Extracted information section start

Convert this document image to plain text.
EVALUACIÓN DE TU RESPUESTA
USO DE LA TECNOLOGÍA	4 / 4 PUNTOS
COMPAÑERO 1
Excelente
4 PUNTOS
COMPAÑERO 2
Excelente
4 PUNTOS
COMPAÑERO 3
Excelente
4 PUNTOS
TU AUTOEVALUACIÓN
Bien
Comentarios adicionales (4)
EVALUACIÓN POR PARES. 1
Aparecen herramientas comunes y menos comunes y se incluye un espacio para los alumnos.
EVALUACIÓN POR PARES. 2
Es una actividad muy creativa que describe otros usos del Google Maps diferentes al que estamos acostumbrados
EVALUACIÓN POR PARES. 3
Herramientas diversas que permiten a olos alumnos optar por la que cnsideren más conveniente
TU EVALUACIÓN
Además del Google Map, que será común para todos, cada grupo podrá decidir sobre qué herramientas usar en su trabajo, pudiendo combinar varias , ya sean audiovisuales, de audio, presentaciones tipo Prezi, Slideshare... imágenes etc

Extracted information section end

§ Exercise aim
All of the data above needs to be written out again, exactly.

§ Output of the task
Convert this document image to plain text.
EVALUACIÓN DE TU RESPUESTA
USO DE LA TECNOLOGÍA	4 / 4 PUNTOS
COMPAÑERO 1
Excelente
4 PUNTOS
COMPAÑERO 2
Excelente
4 PUNTOS
COMPAÑERO 3
Excelente
4 PUNTOS
TU AUTOEVALUACIÓN
Bien
Comentarios adicionales (4)
EVALUACIÓN POR PARES. 1
Aparecen herramientas comunes y menos comunes y se incluye un espacio para los alumnos.
EVALUACIÓN POR PARES. 2
Es una actividad muy creativa que describe otros usos del Google Maps diferentes al que estamos acostumbrados
EVALUACIÓN POR PARES. 3
Herramientas diversas que permiten a olos alumnos optar por la que cnsideren más conveniente
TU EVALUACIÓN
Además del Google Map, que será común para todos, cada grupo podrá decidir sobre qué herramientas usar en su trabajo, pudiendo combinar varias , ya sean audiovisuales, de audio, presentaciones tipo Prezi, Slideshare... imágenes etc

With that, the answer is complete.